**Work to be completed**
In the listing below, find every line containing "dengiz" and copy it out.

┌──

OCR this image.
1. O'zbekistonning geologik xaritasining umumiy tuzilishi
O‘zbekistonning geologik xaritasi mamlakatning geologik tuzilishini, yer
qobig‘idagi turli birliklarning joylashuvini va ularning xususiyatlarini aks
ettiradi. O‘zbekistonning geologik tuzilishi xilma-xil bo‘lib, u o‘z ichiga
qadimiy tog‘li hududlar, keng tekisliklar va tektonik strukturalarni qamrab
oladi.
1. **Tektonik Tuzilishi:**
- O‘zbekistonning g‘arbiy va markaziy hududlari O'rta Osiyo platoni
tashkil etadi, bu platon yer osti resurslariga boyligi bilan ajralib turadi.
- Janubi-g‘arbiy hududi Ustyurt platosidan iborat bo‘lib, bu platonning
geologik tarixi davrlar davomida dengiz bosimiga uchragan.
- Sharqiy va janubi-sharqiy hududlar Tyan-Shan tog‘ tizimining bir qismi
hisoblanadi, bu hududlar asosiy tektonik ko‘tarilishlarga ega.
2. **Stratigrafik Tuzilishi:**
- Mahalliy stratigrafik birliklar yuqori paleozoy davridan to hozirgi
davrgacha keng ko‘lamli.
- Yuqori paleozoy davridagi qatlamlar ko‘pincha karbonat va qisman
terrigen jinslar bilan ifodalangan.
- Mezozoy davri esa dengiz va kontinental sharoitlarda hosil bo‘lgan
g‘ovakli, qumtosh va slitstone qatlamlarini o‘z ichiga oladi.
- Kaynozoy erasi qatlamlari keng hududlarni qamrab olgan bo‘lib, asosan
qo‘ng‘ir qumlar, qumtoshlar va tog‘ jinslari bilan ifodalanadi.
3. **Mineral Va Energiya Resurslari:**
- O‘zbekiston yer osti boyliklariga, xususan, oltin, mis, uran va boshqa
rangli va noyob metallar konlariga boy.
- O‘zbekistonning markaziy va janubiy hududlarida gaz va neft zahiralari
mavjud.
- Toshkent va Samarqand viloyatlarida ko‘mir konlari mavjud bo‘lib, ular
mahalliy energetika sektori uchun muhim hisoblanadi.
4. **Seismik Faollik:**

└──

**Exercise result**
geologik tarixi davrlar davomida dengiz bosimiga uchragan.
- Mezozoy davri esa dengiz va kontinental sharoitlarda hosil bo‘lgan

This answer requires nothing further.